Begin THE DATA
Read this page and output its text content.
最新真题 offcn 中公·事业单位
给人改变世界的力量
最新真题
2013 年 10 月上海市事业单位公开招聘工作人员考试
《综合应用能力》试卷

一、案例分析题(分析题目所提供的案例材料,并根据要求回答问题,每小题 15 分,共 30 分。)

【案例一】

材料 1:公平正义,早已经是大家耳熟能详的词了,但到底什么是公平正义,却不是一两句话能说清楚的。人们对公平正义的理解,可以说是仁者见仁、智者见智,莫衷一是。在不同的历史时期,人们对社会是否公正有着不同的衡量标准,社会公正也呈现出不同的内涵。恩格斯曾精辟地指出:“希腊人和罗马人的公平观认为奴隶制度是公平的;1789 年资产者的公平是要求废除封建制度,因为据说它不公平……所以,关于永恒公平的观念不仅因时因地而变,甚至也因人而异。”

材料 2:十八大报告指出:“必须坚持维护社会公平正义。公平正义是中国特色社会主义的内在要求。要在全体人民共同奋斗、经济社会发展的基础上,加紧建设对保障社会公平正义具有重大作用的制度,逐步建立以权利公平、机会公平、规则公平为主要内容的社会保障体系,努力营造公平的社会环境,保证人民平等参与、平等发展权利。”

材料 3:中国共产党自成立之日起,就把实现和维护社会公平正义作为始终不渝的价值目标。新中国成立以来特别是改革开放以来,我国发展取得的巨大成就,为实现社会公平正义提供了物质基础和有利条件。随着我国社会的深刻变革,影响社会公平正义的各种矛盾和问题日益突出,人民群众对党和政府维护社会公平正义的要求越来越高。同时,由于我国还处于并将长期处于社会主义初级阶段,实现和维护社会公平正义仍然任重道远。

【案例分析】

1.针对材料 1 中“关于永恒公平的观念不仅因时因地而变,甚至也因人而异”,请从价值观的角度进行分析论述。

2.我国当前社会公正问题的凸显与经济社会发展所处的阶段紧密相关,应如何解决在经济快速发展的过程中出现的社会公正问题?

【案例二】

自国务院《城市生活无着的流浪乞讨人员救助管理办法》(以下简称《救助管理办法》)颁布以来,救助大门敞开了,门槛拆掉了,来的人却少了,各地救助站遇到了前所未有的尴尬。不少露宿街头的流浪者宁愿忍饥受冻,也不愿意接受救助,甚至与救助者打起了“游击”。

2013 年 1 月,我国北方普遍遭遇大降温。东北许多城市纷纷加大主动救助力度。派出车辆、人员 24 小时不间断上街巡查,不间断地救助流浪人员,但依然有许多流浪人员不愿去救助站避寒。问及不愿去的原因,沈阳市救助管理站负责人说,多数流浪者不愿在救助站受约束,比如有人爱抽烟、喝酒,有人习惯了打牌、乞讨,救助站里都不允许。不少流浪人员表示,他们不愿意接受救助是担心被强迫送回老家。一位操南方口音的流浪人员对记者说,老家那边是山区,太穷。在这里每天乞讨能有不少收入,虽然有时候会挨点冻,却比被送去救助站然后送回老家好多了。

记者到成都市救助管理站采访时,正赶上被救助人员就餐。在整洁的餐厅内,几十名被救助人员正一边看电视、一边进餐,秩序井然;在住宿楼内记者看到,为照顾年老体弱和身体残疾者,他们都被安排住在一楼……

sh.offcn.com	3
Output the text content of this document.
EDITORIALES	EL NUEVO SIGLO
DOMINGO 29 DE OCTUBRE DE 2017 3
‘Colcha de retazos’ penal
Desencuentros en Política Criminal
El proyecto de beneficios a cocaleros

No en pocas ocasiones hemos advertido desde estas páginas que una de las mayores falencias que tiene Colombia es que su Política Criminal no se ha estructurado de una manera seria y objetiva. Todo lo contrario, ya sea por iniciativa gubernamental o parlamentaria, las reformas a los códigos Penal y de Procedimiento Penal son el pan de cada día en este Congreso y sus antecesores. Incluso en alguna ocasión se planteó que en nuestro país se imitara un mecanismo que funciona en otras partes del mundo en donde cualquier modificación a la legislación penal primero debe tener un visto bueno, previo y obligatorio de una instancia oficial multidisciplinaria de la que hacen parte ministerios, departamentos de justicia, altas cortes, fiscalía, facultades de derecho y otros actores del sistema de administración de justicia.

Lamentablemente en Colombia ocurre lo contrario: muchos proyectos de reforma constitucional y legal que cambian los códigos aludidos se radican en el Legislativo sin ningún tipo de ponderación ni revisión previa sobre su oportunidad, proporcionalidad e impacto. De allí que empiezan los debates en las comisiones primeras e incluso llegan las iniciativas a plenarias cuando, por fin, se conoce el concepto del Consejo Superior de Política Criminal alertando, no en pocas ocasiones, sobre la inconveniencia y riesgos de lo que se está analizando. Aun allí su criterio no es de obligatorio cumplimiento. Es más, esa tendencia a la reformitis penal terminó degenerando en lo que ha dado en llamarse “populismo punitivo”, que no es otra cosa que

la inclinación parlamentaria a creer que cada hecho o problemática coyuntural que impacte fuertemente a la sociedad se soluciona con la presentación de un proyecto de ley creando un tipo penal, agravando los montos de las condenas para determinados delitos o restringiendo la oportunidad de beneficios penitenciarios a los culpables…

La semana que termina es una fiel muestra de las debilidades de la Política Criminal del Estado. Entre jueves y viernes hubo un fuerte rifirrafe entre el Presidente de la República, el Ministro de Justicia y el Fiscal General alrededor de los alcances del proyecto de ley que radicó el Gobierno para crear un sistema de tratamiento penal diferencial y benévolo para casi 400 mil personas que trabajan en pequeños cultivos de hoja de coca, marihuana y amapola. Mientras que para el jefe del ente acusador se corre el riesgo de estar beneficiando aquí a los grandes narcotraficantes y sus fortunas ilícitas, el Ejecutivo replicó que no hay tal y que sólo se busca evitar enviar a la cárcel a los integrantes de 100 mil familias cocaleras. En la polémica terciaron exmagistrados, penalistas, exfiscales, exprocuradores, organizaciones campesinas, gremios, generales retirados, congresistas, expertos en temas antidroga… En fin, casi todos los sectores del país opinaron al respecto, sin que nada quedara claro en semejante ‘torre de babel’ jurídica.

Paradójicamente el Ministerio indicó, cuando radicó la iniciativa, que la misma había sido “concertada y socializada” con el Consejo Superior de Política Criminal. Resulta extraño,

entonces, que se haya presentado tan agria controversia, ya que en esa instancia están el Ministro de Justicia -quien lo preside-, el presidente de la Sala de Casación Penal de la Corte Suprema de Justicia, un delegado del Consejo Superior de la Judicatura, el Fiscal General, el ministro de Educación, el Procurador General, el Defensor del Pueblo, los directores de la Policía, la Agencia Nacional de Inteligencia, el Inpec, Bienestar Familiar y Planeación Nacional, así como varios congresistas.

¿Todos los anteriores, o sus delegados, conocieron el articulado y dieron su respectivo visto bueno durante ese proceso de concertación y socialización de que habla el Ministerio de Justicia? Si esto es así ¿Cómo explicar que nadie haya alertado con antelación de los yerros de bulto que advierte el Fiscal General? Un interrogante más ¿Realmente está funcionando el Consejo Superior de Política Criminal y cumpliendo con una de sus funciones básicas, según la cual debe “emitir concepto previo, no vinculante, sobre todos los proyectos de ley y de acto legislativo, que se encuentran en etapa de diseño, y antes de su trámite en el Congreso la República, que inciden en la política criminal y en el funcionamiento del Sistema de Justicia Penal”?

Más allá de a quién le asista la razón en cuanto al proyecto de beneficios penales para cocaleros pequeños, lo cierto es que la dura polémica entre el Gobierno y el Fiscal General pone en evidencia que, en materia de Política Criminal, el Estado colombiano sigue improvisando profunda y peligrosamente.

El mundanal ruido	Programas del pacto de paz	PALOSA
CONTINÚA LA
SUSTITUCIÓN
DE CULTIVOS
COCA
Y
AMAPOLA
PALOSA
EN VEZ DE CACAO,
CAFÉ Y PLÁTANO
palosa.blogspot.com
End THE DATA
Output all of the data above without any alteration.

* RIGHT ANSWER:
Read this page and output its text content.
最新真题 offcn 中公·事业单位
给人改变世界的力量
最新真题
2013 年 10 月上海市事业单位公开招聘工作人员考试
《综合应用能力》试卷

一、案例分析题(分析题目所提供的案例材料,并根据要求回答问题,每小题 15 分,共 30 分。)

【案例一】

材料 1:公平正义,早已经是大家耳熟能详的词了,但到底什么是公平正义,却不是一两句话能说清楚的。人们对公平正义的理解,可以说是仁者见仁、智者见智,莫衷一是。在不同的历史时期,人们对社会是否公正有着不同的衡量标准,社会公正也呈现出不同的内涵。恩格斯曾精辟地指出:“希腊人和罗马人的公平观认为奴隶制度是公平的;1789 年资产者的公平是要求废除封建制度,因为据说它不公平……所以,关于永恒公平的观念不仅因时因地而变,甚至也因人而异。”

材料 2:十八大报告指出:“必须坚持维护社会公平正义。公平正义是中国特色社会主义的内在要求。要在全体人民共同奋斗、经济社会发展的基础上,加紧建设对保障社会公平正义具有重大作用的制度,逐步建立以权利公平、机会公平、规则公平为主要内容的社会保障体系,努力营造公平的社会环境,保证人民平等参与、平等发展权利。”

材料 3:中国共产党自成立之日起,就把实现和维护社会公平正义作为始终不渝的价值目标。新中国成立以来特别是改革开放以来,我国发展取得的巨大成就,为实现社会公平正义提供了物质基础和有利条件。随着我国社会的深刻变革,影响社会公平正义的各种矛盾和问题日益突出,人民群众对党和政府维护社会公平正义的要求越来越高。同时,由于我国还处于并将长期处于社会主义初级阶段,实现和维护社会公平正义仍然任重道远。

【案例分析】

1.针对材料 1 中“关于永恒公平的观念不仅因时因地而变,甚至也因人而异”,请从价值观的角度进行分析论述。

2.我国当前社会公正问题的凸显与经济社会发展所处的阶段紧密相关,应如何解决在经济快速发展的过程中出现的社会公正问题?

【案例二】

自国务院《城市生活无着的流浪乞讨人员救助管理办法》(以下简称《救助管理办法》)颁布以来,救助大门敞开了,门槛拆掉了,来的人却少了,各地救助站遇到了前所未有的尴尬。不少露宿街头的流浪者宁愿忍饥受冻,也不愿意接受救助,甚至与救助者打起了“游击”。

2013 年 1 月,我国北方普遍遭遇大降温。东北许多城市纷纷加大主动救助力度。派出车辆、人员 24 小时不间断上街巡查,不间断地救助流浪人员,但依然有许多流浪人员不愿去救助站避寒。问及不愿去的原因,沈阳市救助管理站负责人说,多数流浪者不愿在救助站受约束,比如有人爱抽烟、喝酒,有人习惯了打牌、乞讨,救助站里都不允许。不少流浪人员表示,他们不愿意接受救助是担心被强迫送回老家。一位操南方口音的流浪人员对记者说,老家那边是山区,太穷。在这里每天乞讨能有不少收入,虽然有时候会挨点冻,却比被送去救助站然后送回老家好多了。

记者到成都市救助管理站采访时,正赶上被救助人员就餐。在整洁的餐厅内,几十名被救助人员正一边看电视、一边进餐,秩序井然;在住宿楼内记者看到,为照顾年老体弱和身体残疾者,他们都被安排住在一楼……

sh.offcn.com	3
Output the text content of this document.
EDITORIALES	EL NUEVO SIGLO
DOMINGO 29 DE OCTUBRE DE 2017 3
‘Colcha de retazos’ penal
Desencuentros en Política Criminal
El proyecto de beneficios a cocaleros

No en pocas ocasiones hemos advertido desde estas páginas que una de las mayores falencias que tiene Colombia es que su Política Criminal no se ha estructurado de una manera seria y objetiva. Todo lo contrario, ya sea por iniciativa gubernamental o parlamentaria, las reformas a los códigos Penal y de Procedimiento Penal son el pan de cada día en este Congreso y sus antecesores. Incluso en alguna ocasión se planteó que en nuestro país se imitara un mecanismo que funciona en otras partes del mundo en donde cualquier modificación a la legislación penal primero debe tener un visto bueno, previo y obligatorio de una instancia oficial multidisciplinaria de la que hacen parte ministerios, departamentos de justicia, altas cortes, fiscalía, facultades de derecho y otros actores del sistema de administración de justicia.

Lamentablemente en Colombia ocurre lo contrario: muchos proyectos de reforma constitucional y legal que cambian los códigos aludidos se radican en el Legislativo sin ningún tipo de ponderación ni revisión previa sobre su oportunidad, proporcionalidad e impacto. De allí que empiezan los debates en las comisiones primeras e incluso llegan las iniciativas a plenarias cuando, por fin, se conoce el concepto del Consejo Superior de Política Criminal alertando, no en pocas ocasiones, sobre la inconveniencia y riesgos de lo que se está analizando. Aun allí su criterio no es de obligatorio cumplimiento. Es más, esa tendencia a la reformitis penal terminó degenerando en lo que ha dado en llamarse “populismo punitivo”, que no es otra cosa que

la inclinación parlamentaria a creer que cada hecho o problemática coyuntural que impacte fuertemente a la sociedad se soluciona con la presentación de un proyecto de ley creando un tipo penal, agravando los montos de las condenas para determinados delitos o restringiendo la oportunidad de beneficios penitenciarios a los culpables…

La semana que termina es una fiel muestra de las debilidades de la Política Criminal del Estado. Entre jueves y viernes hubo un fuerte rifirrafe entre el Presidente de la República, el Ministro de Justicia y el Fiscal General alrededor de los alcances del proyecto de ley que radicó el Gobierno para crear un sistema de tratamiento penal diferencial y benévolo para casi 400 mil personas que trabajan en pequeños cultivos de hoja de coca, marihuana y amapola. Mientras que para el jefe del ente acusador se corre el riesgo de estar beneficiando aquí a los grandes narcotraficantes y sus fortunas ilícitas, el Ejecutivo replicó que no hay tal y que sólo se busca evitar enviar a la cárcel a los integrantes de 100 mil familias cocaleras. En la polémica terciaron exmagistrados, penalistas, exfiscales, exprocuradores, organizaciones campesinas, gremios, generales retirados, congresistas, expertos en temas antidroga… En fin, casi todos los sectores del país opinaron al respecto, sin que nada quedara claro en semejante ‘torre de babel’ jurídica.

Paradójicamente el Ministerio indicó, cuando radicó la iniciativa, que la misma había sido “concertada y socializada” con el Consejo Superior de Política Criminal. Resulta extraño,

entonces, que se haya presentado tan agria controversia, ya que en esa instancia están el Ministro de Justicia -quien lo preside-, el presidente de la Sala de Casación Penal de la Corte Suprema de Justicia, un delegado del Consejo Superior de la Judicatura, el Fiscal General, el ministro de Educación, el Procurador General, el Defensor del Pueblo, los directores de la Policía, la Agencia Nacional de Inteligencia, el Inpec, Bienestar Familiar y Planeación Nacional, así como varios congresistas.

¿Todos los anteriores, o sus delegados, conocieron el articulado y dieron su respectivo visto bueno durante ese proceso de concertación y socialización de que habla el Ministerio de Justicia? Si esto es así ¿Cómo explicar que nadie haya alertado con antelación de los yerros de bulto que advierte el Fiscal General? Un interrogante más ¿Realmente está funcionando el Consejo Superior de Política Criminal y cumpliendo con una de sus funciones básicas, según la cual debe “emitir concepto previo, no vinculante, sobre todos los proyectos de ley y de acto legislativo, que se encuentran en etapa de diseño, y antes de su trámite en el Congreso la República, que inciden en la política criminal y en el funcionamiento del Sistema de Justicia Penal”?

Más allá de a quién le asista la razón en cuanto al proyecto de beneficios penales para cocaleros pequeños, lo cierto es que la dura polémica entre el Gobierno y el Fiscal General pone en evidencia que, en materia de Política Criminal, el Estado colombiano sigue improvisando profunda y peligrosamente.

El mundanal ruido	Programas del pacto de paz	PALOSA
CONTINÚA LA
SUSTITUCIÓN
DE CULTIVOS
COCA
Y
AMAPOLA
PALOSA
EN VEZ DE CACAO,
CAFÉ Y PLÁTANO
palosa.blogspot.com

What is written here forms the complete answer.